EXERCISE INSTRUCTIONS:
Scan the listing below and copy every line holding "Contentful".

RECORDS FOR THE EXERCISE:
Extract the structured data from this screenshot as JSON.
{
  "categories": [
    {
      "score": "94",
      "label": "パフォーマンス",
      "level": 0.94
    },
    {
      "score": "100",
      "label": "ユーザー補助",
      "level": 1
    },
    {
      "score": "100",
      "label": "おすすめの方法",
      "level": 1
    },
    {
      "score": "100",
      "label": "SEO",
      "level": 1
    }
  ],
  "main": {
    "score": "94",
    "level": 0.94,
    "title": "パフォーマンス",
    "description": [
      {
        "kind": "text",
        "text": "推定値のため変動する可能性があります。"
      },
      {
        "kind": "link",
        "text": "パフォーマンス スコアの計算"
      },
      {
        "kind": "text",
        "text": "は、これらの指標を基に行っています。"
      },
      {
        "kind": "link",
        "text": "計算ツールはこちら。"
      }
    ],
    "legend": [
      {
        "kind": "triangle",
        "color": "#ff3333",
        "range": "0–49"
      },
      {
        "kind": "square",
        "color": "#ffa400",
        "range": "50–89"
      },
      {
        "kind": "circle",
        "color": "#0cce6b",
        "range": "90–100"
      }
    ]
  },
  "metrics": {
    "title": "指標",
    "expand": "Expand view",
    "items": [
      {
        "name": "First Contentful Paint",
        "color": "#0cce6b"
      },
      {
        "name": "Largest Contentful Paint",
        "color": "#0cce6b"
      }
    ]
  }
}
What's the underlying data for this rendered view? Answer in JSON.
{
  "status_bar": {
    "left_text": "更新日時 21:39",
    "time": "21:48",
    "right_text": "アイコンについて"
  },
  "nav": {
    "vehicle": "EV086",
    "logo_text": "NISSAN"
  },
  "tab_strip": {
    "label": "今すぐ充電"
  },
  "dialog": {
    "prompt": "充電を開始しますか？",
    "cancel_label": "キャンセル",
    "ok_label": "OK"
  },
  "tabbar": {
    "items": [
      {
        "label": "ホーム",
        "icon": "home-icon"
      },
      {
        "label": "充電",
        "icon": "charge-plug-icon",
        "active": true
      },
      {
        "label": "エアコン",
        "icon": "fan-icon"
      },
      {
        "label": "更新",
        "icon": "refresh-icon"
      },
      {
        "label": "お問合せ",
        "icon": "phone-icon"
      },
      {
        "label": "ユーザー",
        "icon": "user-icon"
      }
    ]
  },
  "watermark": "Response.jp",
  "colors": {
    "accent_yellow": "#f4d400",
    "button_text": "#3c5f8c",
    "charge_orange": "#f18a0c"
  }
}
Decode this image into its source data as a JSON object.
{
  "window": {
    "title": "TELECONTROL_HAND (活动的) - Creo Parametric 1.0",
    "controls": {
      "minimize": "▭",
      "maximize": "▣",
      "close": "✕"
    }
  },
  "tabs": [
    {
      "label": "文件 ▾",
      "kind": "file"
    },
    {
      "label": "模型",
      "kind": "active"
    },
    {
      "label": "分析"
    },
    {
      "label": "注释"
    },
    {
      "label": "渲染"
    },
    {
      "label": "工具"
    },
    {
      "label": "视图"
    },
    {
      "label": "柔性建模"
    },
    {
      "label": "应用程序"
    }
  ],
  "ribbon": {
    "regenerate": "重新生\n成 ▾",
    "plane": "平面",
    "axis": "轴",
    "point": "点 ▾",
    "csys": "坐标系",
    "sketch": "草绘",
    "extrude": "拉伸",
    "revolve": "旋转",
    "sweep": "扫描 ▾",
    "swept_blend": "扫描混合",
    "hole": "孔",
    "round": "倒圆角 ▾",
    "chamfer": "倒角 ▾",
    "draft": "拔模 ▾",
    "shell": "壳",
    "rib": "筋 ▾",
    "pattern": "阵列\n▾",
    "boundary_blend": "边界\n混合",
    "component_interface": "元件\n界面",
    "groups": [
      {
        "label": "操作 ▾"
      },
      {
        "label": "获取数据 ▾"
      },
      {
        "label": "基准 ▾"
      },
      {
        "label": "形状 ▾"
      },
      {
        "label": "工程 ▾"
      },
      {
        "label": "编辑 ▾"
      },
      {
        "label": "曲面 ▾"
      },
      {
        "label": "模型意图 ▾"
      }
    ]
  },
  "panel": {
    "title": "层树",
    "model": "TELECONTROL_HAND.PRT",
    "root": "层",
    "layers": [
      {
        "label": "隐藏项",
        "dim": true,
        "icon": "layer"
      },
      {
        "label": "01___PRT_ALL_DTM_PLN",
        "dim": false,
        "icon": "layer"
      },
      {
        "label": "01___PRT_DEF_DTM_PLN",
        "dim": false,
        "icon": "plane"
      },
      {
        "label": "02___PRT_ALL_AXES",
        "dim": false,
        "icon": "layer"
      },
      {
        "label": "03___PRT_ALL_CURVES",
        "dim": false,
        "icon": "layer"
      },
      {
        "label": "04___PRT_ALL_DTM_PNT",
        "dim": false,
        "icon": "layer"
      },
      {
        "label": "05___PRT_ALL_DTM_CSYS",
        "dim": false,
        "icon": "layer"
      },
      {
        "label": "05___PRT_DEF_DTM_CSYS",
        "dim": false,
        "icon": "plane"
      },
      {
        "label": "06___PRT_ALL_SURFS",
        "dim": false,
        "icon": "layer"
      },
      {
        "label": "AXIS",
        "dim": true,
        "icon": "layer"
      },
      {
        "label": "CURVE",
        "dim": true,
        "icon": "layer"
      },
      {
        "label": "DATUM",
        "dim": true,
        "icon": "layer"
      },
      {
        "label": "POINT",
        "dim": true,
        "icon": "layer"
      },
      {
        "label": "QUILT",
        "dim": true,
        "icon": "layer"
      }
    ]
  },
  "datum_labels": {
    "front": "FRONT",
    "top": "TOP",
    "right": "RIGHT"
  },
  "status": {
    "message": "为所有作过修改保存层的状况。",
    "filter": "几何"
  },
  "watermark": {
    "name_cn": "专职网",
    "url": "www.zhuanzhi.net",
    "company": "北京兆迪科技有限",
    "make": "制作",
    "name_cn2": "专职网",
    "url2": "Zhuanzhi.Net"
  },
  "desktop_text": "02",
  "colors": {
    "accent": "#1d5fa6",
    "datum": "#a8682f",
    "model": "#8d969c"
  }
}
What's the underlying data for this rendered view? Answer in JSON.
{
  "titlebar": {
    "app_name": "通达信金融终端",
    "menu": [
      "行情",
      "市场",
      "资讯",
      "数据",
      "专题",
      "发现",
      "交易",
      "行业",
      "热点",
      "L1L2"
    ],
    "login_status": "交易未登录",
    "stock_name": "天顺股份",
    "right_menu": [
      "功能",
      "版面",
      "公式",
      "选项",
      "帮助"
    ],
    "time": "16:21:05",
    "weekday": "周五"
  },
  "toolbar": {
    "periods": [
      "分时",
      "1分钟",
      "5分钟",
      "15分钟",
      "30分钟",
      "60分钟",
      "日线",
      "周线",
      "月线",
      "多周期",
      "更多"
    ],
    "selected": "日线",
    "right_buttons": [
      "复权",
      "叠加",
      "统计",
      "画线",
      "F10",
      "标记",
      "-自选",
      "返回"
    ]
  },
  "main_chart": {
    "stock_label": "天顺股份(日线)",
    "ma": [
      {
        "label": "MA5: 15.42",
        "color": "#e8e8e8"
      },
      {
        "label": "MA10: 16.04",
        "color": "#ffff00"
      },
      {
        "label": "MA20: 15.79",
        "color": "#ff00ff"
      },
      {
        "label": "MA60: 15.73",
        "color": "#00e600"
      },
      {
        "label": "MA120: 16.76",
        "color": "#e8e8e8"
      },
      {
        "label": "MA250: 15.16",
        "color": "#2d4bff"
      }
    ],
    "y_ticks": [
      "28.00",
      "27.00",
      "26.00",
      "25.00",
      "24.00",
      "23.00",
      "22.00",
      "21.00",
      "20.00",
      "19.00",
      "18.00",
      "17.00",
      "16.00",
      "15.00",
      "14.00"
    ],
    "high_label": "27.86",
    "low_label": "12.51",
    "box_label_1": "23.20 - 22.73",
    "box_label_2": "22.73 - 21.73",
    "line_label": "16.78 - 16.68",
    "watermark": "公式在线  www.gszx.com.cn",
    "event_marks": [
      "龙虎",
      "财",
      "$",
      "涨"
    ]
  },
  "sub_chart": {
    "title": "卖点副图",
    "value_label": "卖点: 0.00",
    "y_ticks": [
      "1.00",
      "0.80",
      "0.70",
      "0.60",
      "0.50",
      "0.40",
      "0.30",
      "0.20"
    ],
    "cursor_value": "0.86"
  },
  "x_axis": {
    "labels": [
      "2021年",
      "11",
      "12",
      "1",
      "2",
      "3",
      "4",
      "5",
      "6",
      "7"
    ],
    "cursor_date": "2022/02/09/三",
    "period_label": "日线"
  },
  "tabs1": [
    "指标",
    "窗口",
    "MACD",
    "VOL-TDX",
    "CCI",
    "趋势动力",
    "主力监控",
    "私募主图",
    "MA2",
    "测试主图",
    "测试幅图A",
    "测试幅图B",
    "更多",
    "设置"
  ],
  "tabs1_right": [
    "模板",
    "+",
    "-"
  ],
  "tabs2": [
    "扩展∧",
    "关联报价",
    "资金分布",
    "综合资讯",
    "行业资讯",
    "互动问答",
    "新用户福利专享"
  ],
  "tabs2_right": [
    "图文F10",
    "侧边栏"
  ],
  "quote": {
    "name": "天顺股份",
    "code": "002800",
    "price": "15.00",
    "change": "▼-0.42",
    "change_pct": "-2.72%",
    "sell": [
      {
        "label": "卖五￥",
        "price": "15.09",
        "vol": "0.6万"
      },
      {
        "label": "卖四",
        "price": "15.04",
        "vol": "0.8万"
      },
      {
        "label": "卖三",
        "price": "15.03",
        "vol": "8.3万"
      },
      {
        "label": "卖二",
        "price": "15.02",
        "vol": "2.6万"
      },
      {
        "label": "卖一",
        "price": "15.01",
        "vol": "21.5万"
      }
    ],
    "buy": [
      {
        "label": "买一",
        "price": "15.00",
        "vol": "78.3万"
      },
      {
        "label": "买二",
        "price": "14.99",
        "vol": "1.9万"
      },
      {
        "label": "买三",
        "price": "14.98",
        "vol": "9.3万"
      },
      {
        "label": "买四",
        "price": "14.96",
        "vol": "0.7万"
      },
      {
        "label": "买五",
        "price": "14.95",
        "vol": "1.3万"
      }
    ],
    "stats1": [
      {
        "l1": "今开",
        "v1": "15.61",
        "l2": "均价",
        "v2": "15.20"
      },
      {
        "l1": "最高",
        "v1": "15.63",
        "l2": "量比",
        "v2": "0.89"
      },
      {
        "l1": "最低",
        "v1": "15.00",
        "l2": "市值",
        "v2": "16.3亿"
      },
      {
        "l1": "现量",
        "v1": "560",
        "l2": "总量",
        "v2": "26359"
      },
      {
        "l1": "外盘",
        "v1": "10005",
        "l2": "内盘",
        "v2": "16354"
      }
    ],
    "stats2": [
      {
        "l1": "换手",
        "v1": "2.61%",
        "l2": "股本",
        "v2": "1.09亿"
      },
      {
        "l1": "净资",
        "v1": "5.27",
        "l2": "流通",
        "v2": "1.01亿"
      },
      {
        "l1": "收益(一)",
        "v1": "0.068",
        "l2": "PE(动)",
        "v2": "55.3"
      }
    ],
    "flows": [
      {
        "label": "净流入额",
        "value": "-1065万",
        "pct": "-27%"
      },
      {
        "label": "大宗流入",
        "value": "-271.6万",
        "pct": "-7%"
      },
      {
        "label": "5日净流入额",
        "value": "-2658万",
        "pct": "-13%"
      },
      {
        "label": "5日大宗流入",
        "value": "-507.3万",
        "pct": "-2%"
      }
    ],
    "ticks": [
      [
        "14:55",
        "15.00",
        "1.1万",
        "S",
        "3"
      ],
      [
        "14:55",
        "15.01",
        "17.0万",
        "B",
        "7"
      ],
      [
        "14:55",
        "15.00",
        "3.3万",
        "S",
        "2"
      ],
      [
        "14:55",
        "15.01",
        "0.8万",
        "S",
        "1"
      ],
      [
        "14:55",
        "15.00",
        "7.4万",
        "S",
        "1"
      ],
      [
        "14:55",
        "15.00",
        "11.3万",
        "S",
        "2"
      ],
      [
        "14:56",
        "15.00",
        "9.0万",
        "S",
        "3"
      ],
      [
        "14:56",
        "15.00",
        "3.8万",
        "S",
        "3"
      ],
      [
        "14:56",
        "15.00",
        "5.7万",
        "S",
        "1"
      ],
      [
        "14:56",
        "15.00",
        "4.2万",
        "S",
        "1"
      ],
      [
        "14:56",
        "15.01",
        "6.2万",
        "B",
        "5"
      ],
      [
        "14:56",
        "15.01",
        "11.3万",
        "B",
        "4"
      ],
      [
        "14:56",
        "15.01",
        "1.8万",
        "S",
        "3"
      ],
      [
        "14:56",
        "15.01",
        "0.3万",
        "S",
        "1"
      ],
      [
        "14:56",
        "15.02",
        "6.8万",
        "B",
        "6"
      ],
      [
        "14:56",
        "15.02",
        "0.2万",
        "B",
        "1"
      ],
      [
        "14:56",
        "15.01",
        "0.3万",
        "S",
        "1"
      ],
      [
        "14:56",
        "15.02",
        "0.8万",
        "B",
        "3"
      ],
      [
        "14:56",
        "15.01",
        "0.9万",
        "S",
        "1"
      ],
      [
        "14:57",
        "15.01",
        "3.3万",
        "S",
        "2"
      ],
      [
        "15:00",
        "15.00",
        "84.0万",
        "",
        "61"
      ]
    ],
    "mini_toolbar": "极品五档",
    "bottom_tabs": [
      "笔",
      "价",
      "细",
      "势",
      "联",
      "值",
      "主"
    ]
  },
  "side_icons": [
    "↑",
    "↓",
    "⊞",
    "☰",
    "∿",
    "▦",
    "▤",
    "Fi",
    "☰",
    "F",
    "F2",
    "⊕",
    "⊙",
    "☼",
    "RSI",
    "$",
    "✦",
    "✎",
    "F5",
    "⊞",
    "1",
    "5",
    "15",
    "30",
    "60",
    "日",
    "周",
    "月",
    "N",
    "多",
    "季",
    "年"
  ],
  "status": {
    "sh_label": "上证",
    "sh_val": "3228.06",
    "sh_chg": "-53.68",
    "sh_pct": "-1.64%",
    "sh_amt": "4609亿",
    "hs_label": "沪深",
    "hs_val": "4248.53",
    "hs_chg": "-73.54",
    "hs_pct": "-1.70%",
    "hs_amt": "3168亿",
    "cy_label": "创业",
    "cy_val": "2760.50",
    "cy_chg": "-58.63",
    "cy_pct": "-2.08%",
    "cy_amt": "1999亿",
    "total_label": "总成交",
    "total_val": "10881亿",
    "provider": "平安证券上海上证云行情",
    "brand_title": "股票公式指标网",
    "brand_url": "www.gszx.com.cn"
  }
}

ANSWER TO THE TASK:
        "name": "First Contentful Paint",
        "name": "Largest Contentful Paint",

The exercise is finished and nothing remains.